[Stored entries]
§ §

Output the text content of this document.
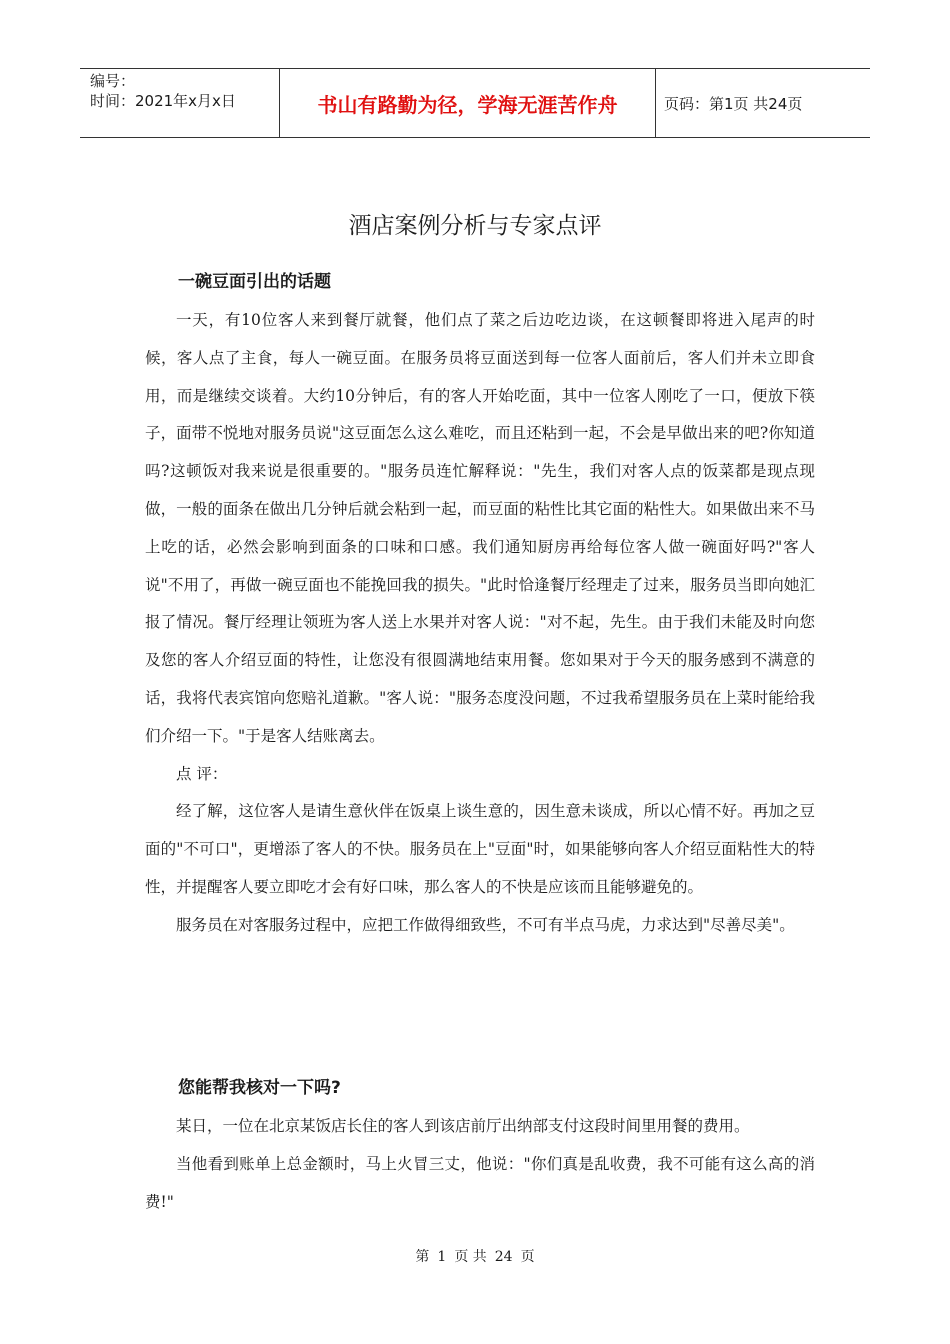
编号：
时间：2021年x月x日	书山有路勤为径，学海无涯苦作舟	页码：第1页 共24页
酒店案例分析与专家点评
一碗豆面引出的话题

一天，有10位客人来到餐厅就餐，他们点了菜之后边吃边谈，在这顿餐即将进入尾声的时候，客人点了主食，每人一碗豆面。在服务员将豆面送到每一位客人面前后，客人们并未立即食用，而是继续交谈着。大约10分钟后，有的客人开始吃面，其中一位客人刚吃了一口，便放下筷子，面带不悦地对服务员说"这豆面怎么这么难吃，而且还粘到一起，不会是早做出来的吧?你知道吗?这顿饭对我来说是很重要的。"服务员连忙解释说："先生，我们对客人点的饭菜都是现点现做，一般的面条在做出几分钟后就会粘到一起，而豆面的粘性比其它面的粘性大。如果做出来不马上吃的话，必然会影响到面条的口味和口感。我们通知厨房再给每位客人做一碗面好吗?"客人说"不用了，再做一碗豆面也不能挽回我的损失。"此时恰逢餐厅经理走了过来，服务员当即向她汇报了情况。餐厅经理让领班为客人送上水果并对客人说："对不起，先生。由于我们未能及时向您及您的客人介绍豆面的特性，让您没有很圆满地结束用餐。您如果对于今天的服务感到不满意的话，我将代表宾馆向您赔礼道歉。"客人说："服务态度没问题，不过我希望服务员在上菜时能给我们介绍一下。"于是客人结账离去。

点 评：

经了解，这位客人是请生意伙伴在饭桌上谈生意的，因生意未谈成，所以心情不好。再加之豆面的"不可口"，更增添了客人的不快。服务员在上"豆面"时，如果能够向客人介绍豆面粘性大的特性，并提醒客人要立即吃才会有好口味，那么客人的不快是应该而且能够避免的。

服务员在对客服务过程中，应把工作做得细致些，不可有半点马虎，力求达到"尽善尽美"。

您能帮我核对一下吗?

某日，一位在北京某饭店长住的客人到该店前厅出纳部支付这段时间里用餐的费用。

当他看到账单上总金额时，马上火冒三丈，他说："你们真是乱收费，我不可能有这么高的消费!"

第 1 页 共 24 页
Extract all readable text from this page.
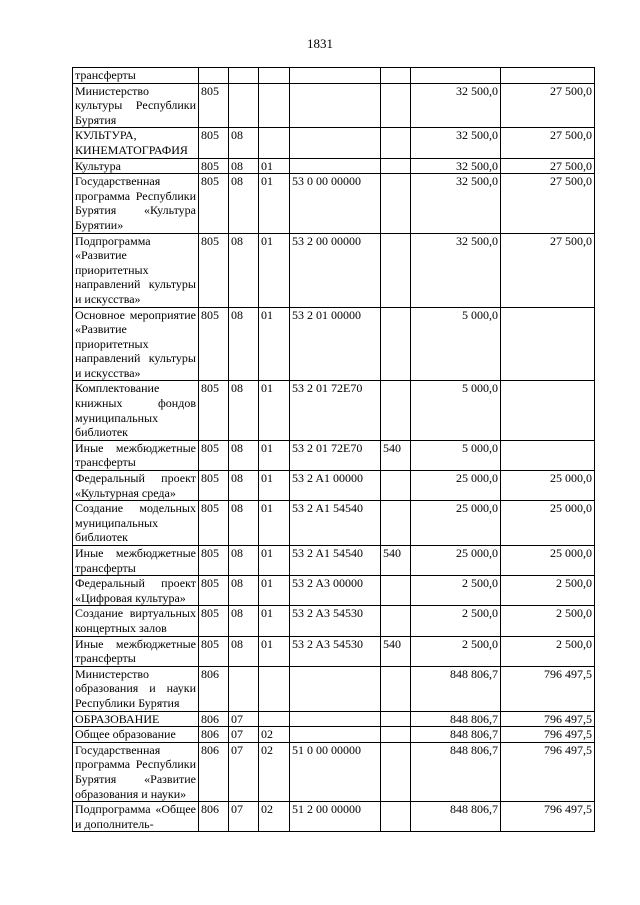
1831
трансферты							
Министерство культуры Республики Бурятия	805					32 500,0	27 500,0
КУЛЬТУРА, КИНЕМАТОГРАФИЯ	805	08				32 500,0	27 500,0
Культура	805	08	01			32 500,0	27 500,0
Государственная программа Республики Бурятия «Культура Бурятии»	805	08	01	53 0 00 00000		32 500,0	27 500,0
Подпрограмма «Развитие приоритетных направлений культуры и искусства»	805	08	01	53 2 00 00000		32 500,0	27 500,0
Основное мероприятие «Развитие приоритетных направлений культуры и искусства»	805	08	01	53 2 01 00000		5 000,0	
Комплектование книжных фондов муниципальных библиотек	805	08	01	53 2 01 72Е70		5 000,0	
Иные межбюджетные трансферты	805	08	01	53 2 01 72Е70	540	5 000,0	
Федеральный проект «Культурная среда»	805	08	01	53 2 A1 00000		25 000,0	25 000,0
Создание модельных муниципальных библиотек	805	08	01	53 2 A1 54540		25 000,0	25 000,0
Иные межбюджетные трансферты	805	08	01	53 2 A1 54540	540	25 000,0	25 000,0
Федеральный проект «Цифровая культура»	805	08	01	53 2 A3 00000		2 500,0	2 500,0
Создание виртуальных концертных залов	805	08	01	53 2 A3 54530		2 500,0	2 500,0
Иные межбюджетные трансферты	805	08	01	53 2 A3 54530	540	2 500,0	2 500,0
Министерство образования и науки Республики Бурятия	806					848 806,7	796 497,5
ОБРАЗОВАНИЕ	806	07				848 806,7	796 497,5
Общее образование	806	07	02			848 806,7	796 497,5
Государственная программа Республики Бурятия «Развитие образования и науки»	806	07	02	51 0 00 00000		848 806,7	796 497,5
Подпрограмма «Общее и дополнитель-	806	07	02	51 2 00 00000		848 806,7	796 497,5
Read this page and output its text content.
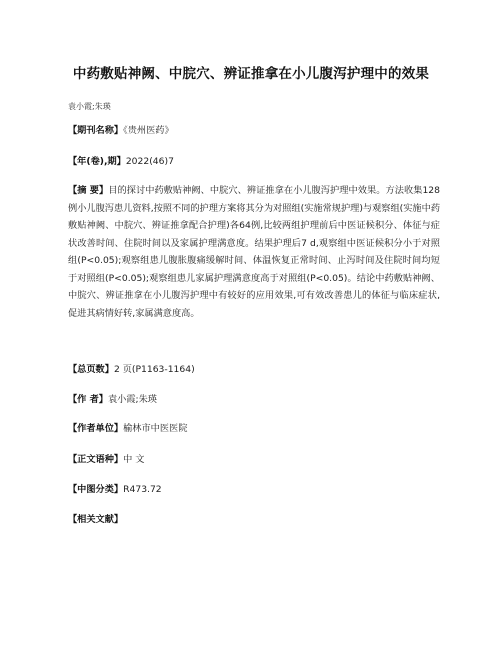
中药敷贴神阙、中脘穴、辨证推拿在小儿腹泻护理中的效果
袁小霞;朱瑛
【期刊名称】《贵州医药》
【年(卷),期】2022(46)7
【摘 要】目的探讨中药敷贴神阙、中脘穴、辨证推拿在小儿腹泻护理中效果。方法收集128例小儿腹泻患儿资料,按照不同的护理方案将其分为对照组(实施常规护理)与观察组(实施中药敷贴神阙、中脘穴、辨证推拿配合护理)各64例,比较两组护理前后中医证候积分、体征与症状改善时间、住院时间以及家属护理满意度。结果护理后7 d,观察组中医证候积分小于对照组(P<0.05);观察组患儿腹胀腹痛缓解时间、体温恢复正常时间、止泻时间及住院时间均短于对照组(P<0.05);观察组患儿家属护理满意度高于对照组(P<0.05)。结论中药敷贴神阙、中脘穴、辨证推拿在小儿腹泻护理中有较好的应用效果,可有效改善患儿的体征与临床症状,促进其病情好转,家属满意度高。
【总页数】2 页(P1163-1164)
【作 者】袁小霞;朱瑛
【作者单位】榆林市中医医院
【正文语种】中 文
【中图分类】R473.72
【相关文献】
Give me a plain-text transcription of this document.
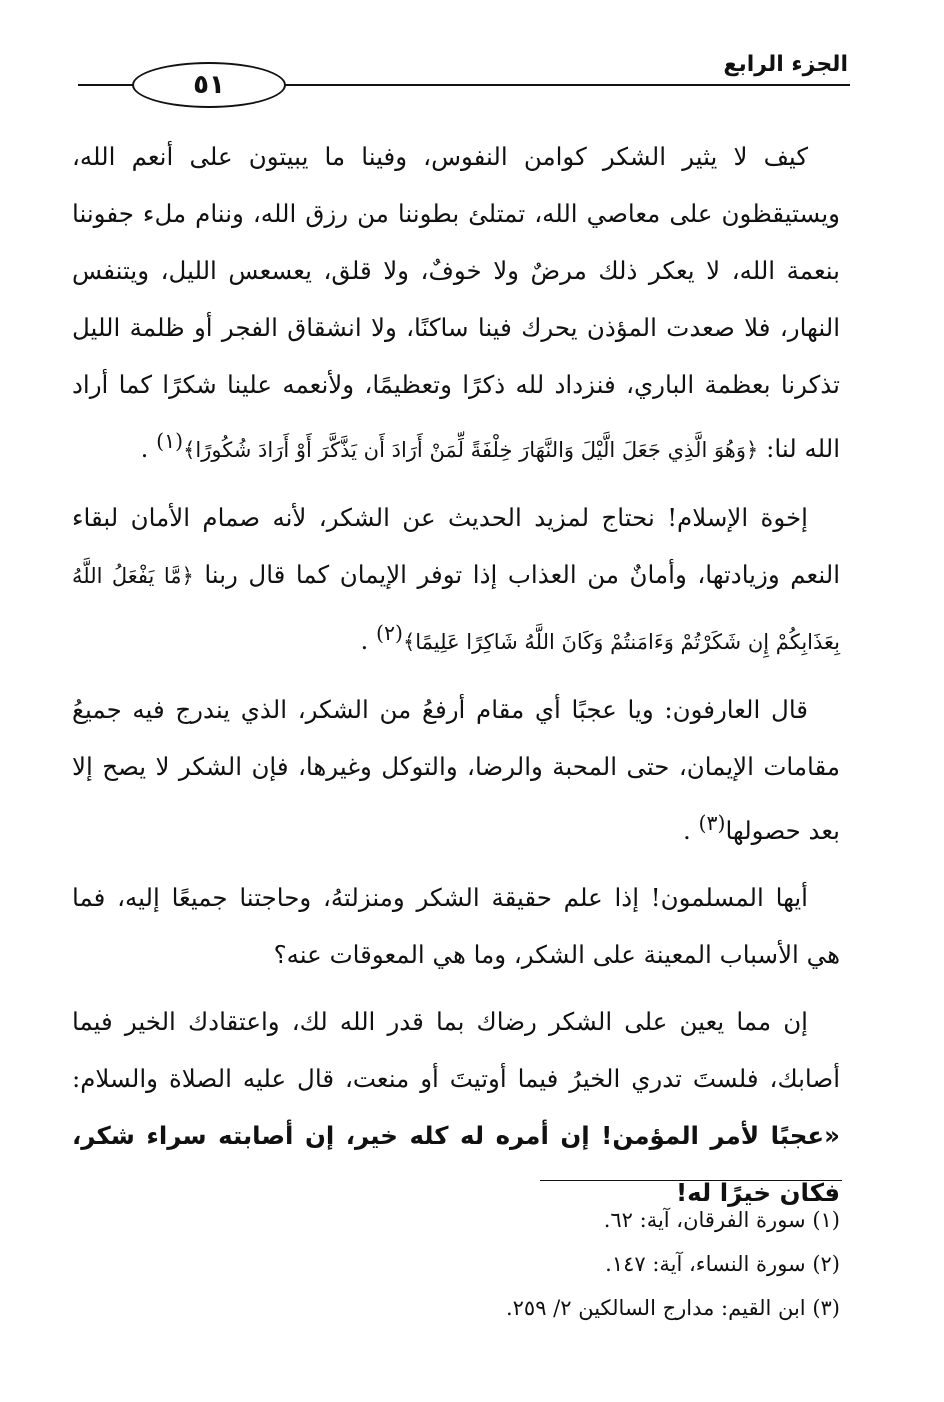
٥١
الجزء الرابع

كيف لا يثير الشكر كوامن النفوس، وفينا ما يبيتون على أنعم الله، ويستيقظون على معاصي الله، تمتلئ بطوننا من رزق الله، وننام ملء جفوننا بنعمة الله، لا يعكر ذلك مرضٌ ولا خوفٌ، ولا قلق، يعسعس الليل، ويتنفس النهار، فلا صعدت المؤذن يحرك فينا ساكنًا، ولا انشقاق الفجر أو ظلمة الليل تذكرنا بعظمة الباري، فنزداد لله ذكرًا وتعظيمًا، ولأنعمه علينا شكرًا كما أراد الله لنا: ﴿وَهُوَ الَّذِي جَعَلَ الَّيْلَ وَالنَّهَارَ خِلْفَةً لِّمَنْ أَرَادَ أَن يَذَّكَّرَ أَوْ أَرَادَ شُكُورًا﴾$^{(١)}$ .

إخوة الإسلام! نحتاج لمزيد الحديث عن الشكر، لأنه صمام الأمان لبقاء النعم وزيادتها، وأمانٌ من العذاب إذا توفر الإيمان كما قال ربنا ﴿مَّا يَفْعَلُ اللَّهُ بِعَذَابِكُمْ إِن شَكَرْتُمْ وَءَامَنتُمْ وَكَانَ اللَّهُ شَاكِرًا عَلِيمًا﴾$^{(٢)}$ .

قال العارفون: ويا عجبًا أي مقام أرفعُ من الشكر، الذي يندرج فيه جميعُ مقامات الإيمان، حتى المحبة والرضا، والتوكل وغيرها، فإن الشكر لا يصح إلا بعد حصولها$^{(٣)}$ .

أيها المسلمون! إذا علم حقيقة الشكر ومنزلتهُ، وحاجتنا جميعًا إليه، فما هي الأسباب المعينة على الشكر، وما هي المعوقات عنه؟

إن مما يعين على الشكر رضاك بما قدر الله لك، واعتقادك الخير فيما أصابك، فلستَ تدري الخيرُ فيما أوتيتَ أو منعت، قال عليه الصلاة والسلام: «عجبًا لأمر المؤمن! إن أمره له كله خير، إن أصابته سراء شكر، فكان خيرًا له!

(١) سورة الفرقان، آية: ٦٢.
(٢) سورة النساء، آية: ١٤٧.
(٣) ابن القيم: مدارج السالكين ٢/ ٢٥٩.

§ §

_What is needed_
Select every line where the word "направлений" occurs.

_The response_
Подпрограмма «Развитие приоритетных направлений культуры и искусства»	805	08	01	53 2 00 00000		32 500,0	27 500,0
Основное мероприятие «Развитие приоритетных направлений культуры и искусства»	805	08	01	53 2 01 00000		5 000,0	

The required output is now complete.